--- Passage given ---
Fortescue Metals Group Limited, Santos Ltd and Virtus Health Ltd hit new 52-week lows: Is it time to buy?

With the ASX notching up its fourth straight loss on Thursday, there is a growing list of stocks hitting new yearly lows.

On Wednesday, the share prices of 62 companies hit new 12-month lows. Thursday was just as bad with 61 companies posting new lows!

Amongst the companies notching up record lows were Fortescue Metals Group Limited (ASX: FMG), Santos Ltd (ASX: STO) and Virtus Health Ltd (ASX: VRT).

While there is every chance that these three stocks could post fresh new lows, for long-term investors who are focussed on the sustainable earnings power of a business, the current share prices may offer appealing entry points…

As I explained here, when it comes to investing in resource stocks such as leading iron ore miner Fortescue the key is to own the lowest-cost producers. While Fortescue may not enjoy the title of lowest cost, as the world’s fourth largest producer of iron ore, the group has significant scale and in FY 2014 it achieved a total delivered cost to customers of US$56 per dry metric tonne. With iron ore holding around the US$75/tonne level, Fortescue is still a seriously profitable company.

The price of Brent oil slipped another US$2.02 yesterday to just US$78.36 per barrel. The decline in price of the “black gold” is weighing on oil and gas producer Santos with the stock down to a new 52-week low. While most investors view Santos as a gas play, particularly with its significant LNG assets entering the production stage, it does still receive around 20% of its total volumes from crude oil production.

--- Lines of data ---
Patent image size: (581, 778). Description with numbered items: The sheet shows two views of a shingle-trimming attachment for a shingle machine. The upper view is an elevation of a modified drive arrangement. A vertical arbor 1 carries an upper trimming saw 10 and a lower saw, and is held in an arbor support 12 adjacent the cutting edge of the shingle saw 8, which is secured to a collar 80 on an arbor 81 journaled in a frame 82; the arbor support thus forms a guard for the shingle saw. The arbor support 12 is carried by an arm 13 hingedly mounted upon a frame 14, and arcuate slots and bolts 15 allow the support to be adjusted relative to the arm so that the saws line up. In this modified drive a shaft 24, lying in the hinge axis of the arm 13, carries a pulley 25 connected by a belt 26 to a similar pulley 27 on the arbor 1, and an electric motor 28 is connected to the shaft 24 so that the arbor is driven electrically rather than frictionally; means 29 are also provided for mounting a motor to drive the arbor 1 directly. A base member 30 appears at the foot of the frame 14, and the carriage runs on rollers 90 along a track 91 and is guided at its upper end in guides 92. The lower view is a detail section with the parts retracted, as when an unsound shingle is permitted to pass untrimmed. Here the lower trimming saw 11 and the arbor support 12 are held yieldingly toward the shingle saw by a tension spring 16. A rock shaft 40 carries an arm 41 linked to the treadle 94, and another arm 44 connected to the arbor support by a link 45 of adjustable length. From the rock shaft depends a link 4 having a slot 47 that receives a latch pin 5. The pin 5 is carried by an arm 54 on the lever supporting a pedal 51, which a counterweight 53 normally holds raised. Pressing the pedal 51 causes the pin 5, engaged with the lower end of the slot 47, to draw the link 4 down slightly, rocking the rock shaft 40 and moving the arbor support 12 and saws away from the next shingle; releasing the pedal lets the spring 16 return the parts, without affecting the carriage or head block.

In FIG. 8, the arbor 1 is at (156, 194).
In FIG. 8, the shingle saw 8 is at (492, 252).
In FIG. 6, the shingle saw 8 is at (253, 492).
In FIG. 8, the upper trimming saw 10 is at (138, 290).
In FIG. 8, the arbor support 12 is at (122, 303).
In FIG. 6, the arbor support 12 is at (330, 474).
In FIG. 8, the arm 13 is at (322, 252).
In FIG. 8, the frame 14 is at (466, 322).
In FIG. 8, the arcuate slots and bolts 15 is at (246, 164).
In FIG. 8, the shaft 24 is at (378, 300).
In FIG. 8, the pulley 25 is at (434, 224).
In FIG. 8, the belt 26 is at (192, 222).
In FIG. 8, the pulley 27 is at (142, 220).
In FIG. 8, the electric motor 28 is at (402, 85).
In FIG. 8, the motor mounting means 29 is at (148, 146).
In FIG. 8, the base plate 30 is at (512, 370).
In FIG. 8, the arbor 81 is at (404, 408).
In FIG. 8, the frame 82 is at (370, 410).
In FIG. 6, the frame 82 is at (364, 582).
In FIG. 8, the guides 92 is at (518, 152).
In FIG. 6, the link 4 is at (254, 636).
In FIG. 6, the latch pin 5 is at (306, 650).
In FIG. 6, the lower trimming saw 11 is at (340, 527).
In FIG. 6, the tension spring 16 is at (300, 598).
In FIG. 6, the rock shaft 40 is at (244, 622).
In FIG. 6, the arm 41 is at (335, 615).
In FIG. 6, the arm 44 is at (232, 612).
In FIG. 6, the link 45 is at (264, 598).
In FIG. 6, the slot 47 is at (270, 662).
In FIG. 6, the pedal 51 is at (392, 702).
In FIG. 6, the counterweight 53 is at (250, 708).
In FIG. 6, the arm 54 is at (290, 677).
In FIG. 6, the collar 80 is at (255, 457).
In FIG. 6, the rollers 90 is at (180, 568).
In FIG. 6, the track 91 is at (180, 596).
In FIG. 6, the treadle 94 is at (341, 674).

==

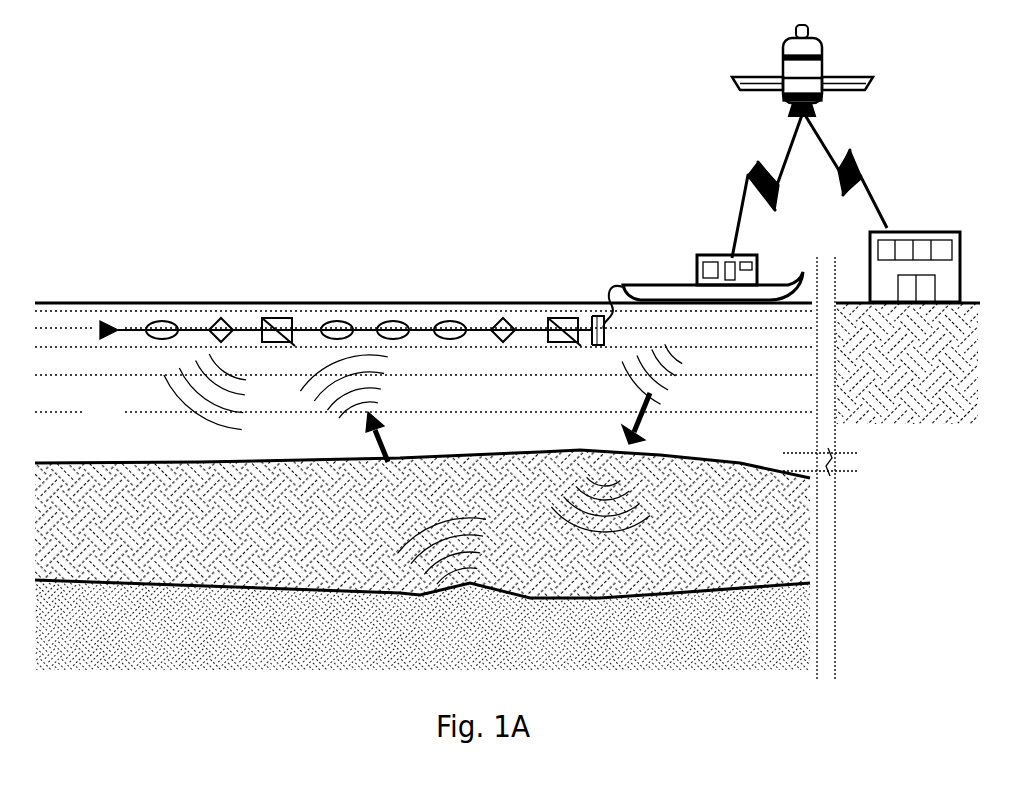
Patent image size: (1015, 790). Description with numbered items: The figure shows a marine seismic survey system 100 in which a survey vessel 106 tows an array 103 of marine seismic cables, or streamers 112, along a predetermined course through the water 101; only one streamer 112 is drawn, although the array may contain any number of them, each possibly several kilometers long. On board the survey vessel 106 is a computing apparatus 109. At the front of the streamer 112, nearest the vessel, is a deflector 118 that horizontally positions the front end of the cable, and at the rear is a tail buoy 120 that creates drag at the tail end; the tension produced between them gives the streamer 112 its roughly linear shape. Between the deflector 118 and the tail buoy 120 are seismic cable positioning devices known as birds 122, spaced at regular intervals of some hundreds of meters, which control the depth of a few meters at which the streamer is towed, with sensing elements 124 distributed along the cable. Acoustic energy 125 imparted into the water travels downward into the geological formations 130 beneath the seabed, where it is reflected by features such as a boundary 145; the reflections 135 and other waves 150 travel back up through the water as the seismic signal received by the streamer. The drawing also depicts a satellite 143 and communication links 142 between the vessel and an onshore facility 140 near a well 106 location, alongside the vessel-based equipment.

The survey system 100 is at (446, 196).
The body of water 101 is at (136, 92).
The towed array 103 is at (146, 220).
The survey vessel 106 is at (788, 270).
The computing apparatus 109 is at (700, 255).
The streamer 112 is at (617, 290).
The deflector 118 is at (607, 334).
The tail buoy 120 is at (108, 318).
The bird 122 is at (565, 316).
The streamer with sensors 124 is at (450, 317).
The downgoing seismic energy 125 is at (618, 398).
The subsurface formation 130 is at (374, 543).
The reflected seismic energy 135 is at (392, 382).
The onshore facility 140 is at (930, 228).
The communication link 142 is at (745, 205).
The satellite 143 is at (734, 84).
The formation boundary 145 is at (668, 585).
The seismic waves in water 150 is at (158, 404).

--- Problems and tasks ---
[1] Translate into French the sentence "With iron ore holding around the US$75/tonne level, Fortescue is still a seriously profitable company." from the article on 52-week lows.
[2] Revise the article on 52-week lows by reproducing it from the words "With the ASX" through "posting new lows!" and substituting "Tuesday" for "Wednesday".

--- Results of the tasks ---
[1] Avec un minerai de fer qui se maintient autour de 75 $ US la tonne, Fortescue demeure une entreprise véritablement rentable.

[2]
With the ASX notching up its fourth straight loss on Thursday, there is a growing list of stocks hitting new yearly lows.

On Tuesday, the share prices of 62 companies hit new 12-month lows. Thursday was just as bad with 61 companies posting new lows!